Gather all lines in the entries below that include the word "товаров".
┌────────
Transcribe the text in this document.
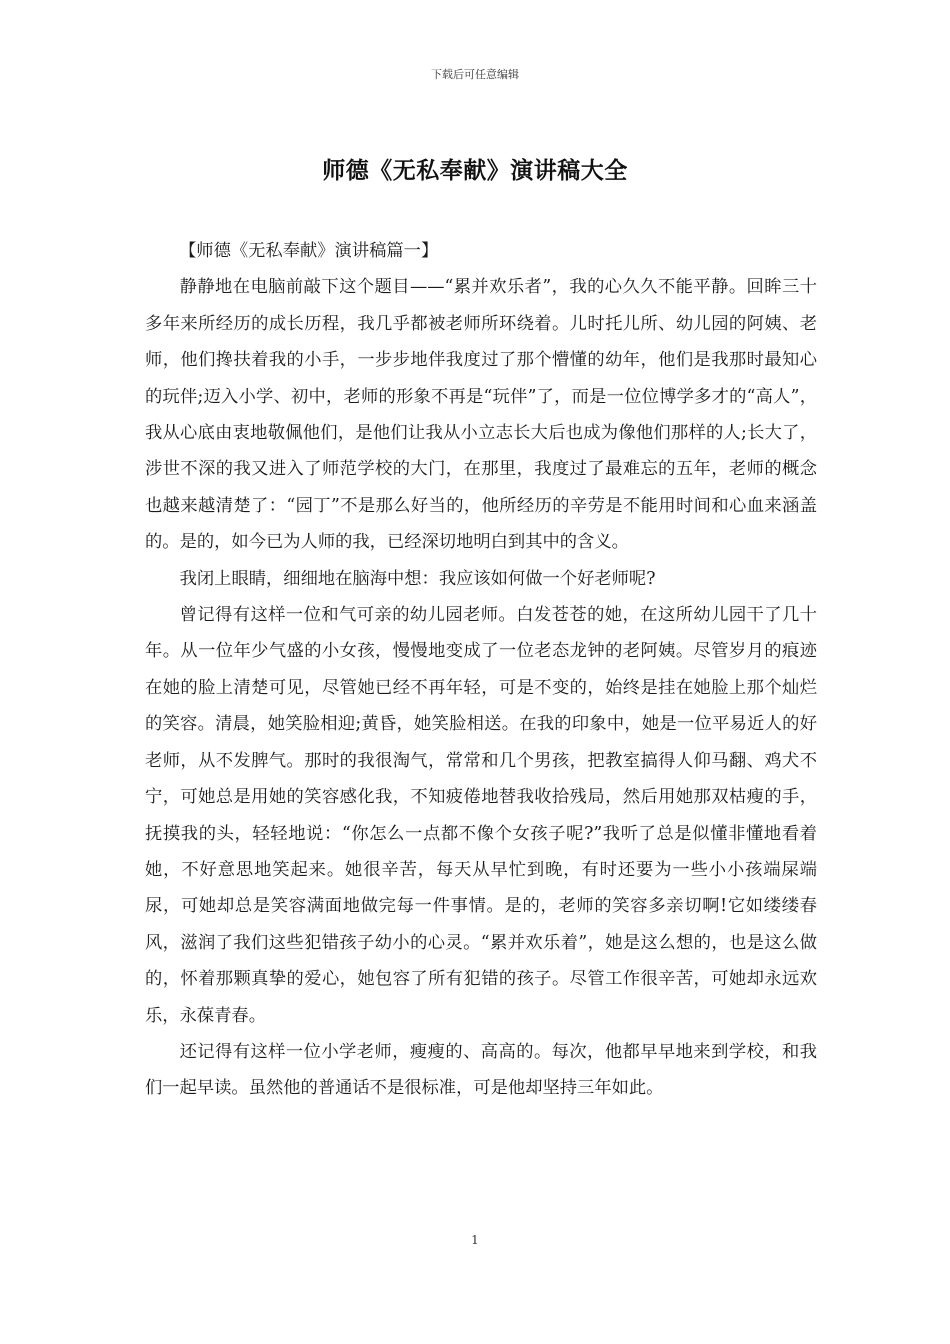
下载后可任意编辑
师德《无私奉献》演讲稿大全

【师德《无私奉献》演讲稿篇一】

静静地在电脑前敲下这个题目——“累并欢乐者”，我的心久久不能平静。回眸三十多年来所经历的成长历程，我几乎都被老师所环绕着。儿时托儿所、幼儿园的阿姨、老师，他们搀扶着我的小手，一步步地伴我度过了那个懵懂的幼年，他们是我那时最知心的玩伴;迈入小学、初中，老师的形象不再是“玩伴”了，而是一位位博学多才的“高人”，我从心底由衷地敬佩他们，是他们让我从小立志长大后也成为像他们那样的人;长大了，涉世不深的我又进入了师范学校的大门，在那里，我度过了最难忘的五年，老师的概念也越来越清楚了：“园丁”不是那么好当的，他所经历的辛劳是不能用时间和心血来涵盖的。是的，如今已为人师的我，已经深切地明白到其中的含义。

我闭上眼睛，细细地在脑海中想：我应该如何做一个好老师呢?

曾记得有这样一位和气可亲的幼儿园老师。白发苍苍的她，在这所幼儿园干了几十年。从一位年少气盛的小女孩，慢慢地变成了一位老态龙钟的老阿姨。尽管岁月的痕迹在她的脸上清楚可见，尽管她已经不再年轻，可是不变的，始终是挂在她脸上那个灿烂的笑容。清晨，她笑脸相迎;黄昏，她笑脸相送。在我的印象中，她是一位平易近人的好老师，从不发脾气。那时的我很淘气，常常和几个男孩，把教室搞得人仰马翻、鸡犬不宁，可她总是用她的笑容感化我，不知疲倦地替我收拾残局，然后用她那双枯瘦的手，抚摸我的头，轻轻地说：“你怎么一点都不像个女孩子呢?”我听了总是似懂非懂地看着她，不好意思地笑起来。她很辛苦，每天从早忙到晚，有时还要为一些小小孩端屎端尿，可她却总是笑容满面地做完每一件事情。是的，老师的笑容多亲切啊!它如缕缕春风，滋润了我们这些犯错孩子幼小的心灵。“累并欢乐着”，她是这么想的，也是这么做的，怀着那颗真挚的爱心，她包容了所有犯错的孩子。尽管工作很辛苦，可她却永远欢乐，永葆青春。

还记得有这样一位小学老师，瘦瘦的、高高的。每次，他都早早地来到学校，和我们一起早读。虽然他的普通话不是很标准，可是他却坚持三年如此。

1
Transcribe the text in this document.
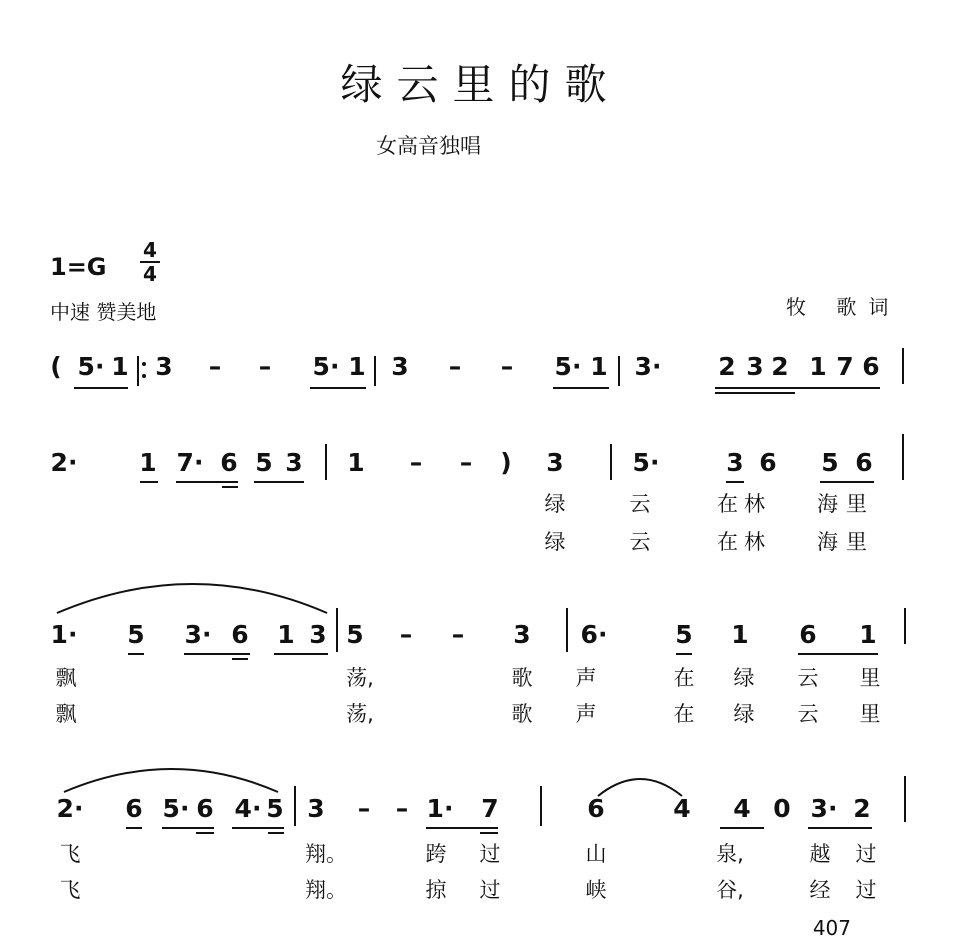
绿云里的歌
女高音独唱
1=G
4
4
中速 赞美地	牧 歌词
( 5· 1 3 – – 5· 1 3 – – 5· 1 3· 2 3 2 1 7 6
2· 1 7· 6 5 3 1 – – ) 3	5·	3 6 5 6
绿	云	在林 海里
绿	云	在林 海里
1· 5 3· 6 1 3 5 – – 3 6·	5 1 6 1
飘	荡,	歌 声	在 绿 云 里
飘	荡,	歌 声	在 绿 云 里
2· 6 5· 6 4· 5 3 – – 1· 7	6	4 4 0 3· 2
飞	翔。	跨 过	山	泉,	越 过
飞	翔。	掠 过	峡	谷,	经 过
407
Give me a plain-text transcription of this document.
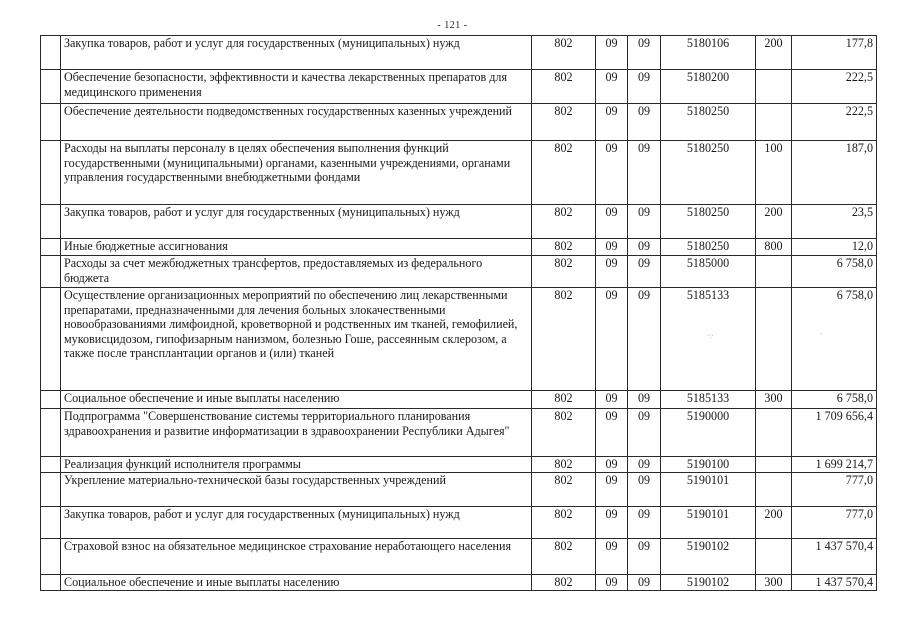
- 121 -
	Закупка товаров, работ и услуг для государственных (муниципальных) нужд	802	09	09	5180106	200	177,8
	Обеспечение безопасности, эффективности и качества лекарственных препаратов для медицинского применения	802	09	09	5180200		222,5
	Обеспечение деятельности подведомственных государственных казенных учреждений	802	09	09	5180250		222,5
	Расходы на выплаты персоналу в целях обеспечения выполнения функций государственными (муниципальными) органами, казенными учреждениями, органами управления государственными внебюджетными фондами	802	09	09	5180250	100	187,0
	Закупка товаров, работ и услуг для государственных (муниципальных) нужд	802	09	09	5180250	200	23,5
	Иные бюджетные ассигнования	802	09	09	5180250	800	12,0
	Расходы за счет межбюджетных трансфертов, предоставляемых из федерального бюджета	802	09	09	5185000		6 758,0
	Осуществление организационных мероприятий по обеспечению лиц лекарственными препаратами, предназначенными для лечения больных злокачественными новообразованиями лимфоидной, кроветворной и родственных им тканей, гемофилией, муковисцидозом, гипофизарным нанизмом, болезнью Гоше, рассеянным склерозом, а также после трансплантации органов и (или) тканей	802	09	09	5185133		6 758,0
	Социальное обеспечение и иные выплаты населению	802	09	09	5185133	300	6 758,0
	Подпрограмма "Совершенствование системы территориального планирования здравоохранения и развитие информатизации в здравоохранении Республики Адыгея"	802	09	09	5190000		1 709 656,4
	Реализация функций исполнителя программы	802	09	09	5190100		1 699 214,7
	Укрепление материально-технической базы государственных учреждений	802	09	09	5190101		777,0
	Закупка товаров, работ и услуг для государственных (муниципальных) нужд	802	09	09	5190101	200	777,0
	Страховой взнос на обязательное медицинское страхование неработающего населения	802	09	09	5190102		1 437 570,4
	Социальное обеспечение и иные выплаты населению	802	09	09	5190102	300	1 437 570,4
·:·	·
└────────
[Task result]:
	Закупка товаров, работ и услуг для государственных (муниципальных) нужд	802	09	09	5180106	200	177,8
	Закупка товаров, работ и услуг для государственных (муниципальных) нужд	802	09	09	5180250	200	23,5
	Закупка товаров, работ и услуг для государственных (муниципальных) нужд	802	09	09	5190101	200	777,0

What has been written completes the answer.